# Aim
Repeat the whole listing below, word for word.

# Data for processing
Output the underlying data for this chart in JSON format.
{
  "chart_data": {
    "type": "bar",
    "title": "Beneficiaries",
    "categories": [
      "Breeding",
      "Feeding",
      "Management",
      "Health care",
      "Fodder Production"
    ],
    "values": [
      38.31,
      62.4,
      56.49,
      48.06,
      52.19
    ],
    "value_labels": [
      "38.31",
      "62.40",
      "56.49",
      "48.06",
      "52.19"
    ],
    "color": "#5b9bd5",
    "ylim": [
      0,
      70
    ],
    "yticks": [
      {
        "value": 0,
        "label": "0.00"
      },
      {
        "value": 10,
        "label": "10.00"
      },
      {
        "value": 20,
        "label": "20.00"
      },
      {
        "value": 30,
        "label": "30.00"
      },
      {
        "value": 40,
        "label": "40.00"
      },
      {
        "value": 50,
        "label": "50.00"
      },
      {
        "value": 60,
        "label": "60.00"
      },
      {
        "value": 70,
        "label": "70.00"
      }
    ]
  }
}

# Task answer
Output the underlying data for this chart in JSON format.
{
  "chart_data": {
    "type": "bar",
    "title": "Beneficiaries",
    "categories": [
      "Breeding",
      "Feeding",
      "Management",
      "Health care",
      "Fodder Production"
    ],
    "values": [
      38.31,
      62.4,
      56.49,
      48.06,
      52.19
    ],
    "value_labels": [
      "38.31",
      "62.40",
      "56.49",
      "48.06",
      "52.19"
    ],
    "color": "#5b9bd5",
    "ylim": [
      0,
      70
    ],
    "yticks": [
      {
        "value": 0,
        "label": "0.00"
      },
      {
        "value": 10,
        "label": "10.00"
      },
      {
        "value": 20,
        "label": "20.00"
      },
      {
        "value": 30,
        "label": "30.00"
      },
      {
        "value": 40,
        "label": "40.00"
      },
      {
        "value": 50,
        "label": "50.00"
      },
      {
        "value": 60,
        "label": "60.00"
      },
      {
        "value": 70,
        "label": "70.00"
      }
    ]
  }
}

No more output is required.